STATED TASK:
Using the material below, copy every line where "обеспечению" appears.

PROVIDED DATA:
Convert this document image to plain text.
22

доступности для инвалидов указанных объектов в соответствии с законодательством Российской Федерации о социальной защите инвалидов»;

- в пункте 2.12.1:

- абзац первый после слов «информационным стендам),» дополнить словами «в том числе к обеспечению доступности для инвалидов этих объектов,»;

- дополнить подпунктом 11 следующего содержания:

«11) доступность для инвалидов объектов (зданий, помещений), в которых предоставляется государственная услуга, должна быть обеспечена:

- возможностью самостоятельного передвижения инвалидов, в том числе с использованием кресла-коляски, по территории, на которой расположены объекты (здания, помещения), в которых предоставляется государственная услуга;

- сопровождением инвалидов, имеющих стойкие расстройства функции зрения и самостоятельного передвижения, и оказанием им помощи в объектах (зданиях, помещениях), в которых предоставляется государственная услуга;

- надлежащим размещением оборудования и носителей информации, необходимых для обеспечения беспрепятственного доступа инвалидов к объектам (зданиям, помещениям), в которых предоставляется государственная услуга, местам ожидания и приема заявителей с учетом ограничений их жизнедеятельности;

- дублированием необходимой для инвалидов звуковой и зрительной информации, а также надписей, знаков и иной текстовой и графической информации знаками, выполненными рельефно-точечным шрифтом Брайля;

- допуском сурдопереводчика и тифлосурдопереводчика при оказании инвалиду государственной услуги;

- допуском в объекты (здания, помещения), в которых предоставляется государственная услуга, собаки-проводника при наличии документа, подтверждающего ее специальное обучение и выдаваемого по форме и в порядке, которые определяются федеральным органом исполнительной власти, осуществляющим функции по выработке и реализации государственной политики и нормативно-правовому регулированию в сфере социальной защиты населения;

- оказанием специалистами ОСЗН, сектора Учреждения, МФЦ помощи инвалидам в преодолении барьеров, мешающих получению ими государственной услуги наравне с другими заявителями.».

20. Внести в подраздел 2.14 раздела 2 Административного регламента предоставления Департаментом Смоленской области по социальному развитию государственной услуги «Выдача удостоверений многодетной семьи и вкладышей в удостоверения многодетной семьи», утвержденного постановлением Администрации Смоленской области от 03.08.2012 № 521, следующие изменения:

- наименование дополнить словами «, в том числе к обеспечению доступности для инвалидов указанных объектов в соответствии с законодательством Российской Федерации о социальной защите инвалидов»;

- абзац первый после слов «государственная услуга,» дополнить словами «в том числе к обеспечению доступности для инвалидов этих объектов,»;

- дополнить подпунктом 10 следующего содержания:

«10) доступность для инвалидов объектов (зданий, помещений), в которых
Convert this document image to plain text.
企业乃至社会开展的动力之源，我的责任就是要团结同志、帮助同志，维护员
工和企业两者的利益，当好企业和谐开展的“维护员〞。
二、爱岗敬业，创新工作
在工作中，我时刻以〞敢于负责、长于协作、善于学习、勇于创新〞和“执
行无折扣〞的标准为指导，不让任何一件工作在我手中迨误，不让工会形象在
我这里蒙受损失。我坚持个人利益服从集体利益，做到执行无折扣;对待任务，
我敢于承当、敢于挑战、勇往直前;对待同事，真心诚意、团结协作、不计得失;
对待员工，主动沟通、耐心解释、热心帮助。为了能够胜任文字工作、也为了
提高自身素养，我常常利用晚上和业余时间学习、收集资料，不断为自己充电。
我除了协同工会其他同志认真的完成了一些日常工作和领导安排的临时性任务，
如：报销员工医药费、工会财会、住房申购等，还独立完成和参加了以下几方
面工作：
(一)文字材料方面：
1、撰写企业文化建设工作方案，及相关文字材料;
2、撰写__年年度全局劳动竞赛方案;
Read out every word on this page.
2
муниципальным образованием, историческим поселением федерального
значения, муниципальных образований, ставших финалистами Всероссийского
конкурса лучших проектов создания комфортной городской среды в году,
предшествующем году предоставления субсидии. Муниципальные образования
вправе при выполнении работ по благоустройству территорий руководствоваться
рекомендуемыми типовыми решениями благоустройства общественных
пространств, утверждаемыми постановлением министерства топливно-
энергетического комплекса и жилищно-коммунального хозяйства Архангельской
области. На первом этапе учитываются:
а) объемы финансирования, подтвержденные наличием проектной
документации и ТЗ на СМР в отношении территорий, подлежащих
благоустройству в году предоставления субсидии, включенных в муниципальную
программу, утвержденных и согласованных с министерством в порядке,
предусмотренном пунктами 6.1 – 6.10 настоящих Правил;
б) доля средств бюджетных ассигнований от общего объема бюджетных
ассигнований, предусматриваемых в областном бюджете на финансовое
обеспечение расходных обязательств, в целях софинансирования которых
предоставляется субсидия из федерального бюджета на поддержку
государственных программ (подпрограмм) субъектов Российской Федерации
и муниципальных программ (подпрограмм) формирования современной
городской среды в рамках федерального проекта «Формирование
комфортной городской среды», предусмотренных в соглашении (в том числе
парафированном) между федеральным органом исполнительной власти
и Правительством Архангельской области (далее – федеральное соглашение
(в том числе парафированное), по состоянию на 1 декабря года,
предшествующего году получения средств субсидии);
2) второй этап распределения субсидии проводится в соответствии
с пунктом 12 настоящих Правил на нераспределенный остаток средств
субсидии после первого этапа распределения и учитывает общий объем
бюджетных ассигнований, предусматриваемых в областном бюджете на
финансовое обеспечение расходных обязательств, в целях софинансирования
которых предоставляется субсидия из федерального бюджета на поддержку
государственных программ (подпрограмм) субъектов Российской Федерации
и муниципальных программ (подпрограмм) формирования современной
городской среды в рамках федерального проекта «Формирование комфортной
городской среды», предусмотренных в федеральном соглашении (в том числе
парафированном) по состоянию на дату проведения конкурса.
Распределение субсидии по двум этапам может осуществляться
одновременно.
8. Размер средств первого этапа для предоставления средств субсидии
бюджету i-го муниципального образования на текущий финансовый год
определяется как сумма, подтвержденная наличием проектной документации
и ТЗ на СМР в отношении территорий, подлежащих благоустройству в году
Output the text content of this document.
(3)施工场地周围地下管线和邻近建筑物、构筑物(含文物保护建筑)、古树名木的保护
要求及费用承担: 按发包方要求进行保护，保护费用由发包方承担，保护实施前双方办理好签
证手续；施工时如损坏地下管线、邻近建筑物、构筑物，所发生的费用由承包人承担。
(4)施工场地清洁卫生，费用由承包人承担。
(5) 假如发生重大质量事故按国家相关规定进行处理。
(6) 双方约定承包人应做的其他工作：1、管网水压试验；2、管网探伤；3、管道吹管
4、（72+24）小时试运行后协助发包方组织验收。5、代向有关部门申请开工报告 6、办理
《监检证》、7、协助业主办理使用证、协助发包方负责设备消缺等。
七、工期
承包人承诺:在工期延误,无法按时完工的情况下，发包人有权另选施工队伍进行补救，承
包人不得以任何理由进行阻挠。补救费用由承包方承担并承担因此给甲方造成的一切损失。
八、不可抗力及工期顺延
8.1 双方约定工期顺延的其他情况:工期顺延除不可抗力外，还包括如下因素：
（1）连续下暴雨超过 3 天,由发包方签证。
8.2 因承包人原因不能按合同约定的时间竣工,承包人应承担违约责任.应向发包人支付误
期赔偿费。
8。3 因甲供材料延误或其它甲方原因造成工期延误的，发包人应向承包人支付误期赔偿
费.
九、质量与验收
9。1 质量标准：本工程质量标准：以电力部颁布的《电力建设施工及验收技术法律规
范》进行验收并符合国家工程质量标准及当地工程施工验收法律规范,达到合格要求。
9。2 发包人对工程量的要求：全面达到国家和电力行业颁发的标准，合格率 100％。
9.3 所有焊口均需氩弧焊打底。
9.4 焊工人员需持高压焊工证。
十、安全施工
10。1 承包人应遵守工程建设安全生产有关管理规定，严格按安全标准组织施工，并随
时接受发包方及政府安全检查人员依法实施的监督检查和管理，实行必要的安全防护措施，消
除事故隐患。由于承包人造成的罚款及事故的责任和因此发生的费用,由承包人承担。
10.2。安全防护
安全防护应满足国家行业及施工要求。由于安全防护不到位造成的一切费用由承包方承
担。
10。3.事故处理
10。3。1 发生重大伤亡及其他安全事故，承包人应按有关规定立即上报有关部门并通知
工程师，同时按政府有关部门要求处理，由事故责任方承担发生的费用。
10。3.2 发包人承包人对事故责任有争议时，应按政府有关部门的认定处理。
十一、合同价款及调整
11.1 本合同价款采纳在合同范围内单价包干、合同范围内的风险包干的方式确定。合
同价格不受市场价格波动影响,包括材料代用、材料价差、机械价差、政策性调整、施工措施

OUTPUT FOR THIS TASK:
- абзац первый после слов «информационным стендам),» дополнить словами «в том числе к обеспечению доступности для инвалидов этих объектов,»;
- наименование дополнить словами «, в том числе к обеспечению доступности для инвалидов указанных объектов в соответствии с законодательством Российской Федерации о социальной защите инвалидов»;
- абзац первый после слов «государственная услуга,» дополнить словами «в том числе к обеспечению доступности для инвалидов этих объектов,»;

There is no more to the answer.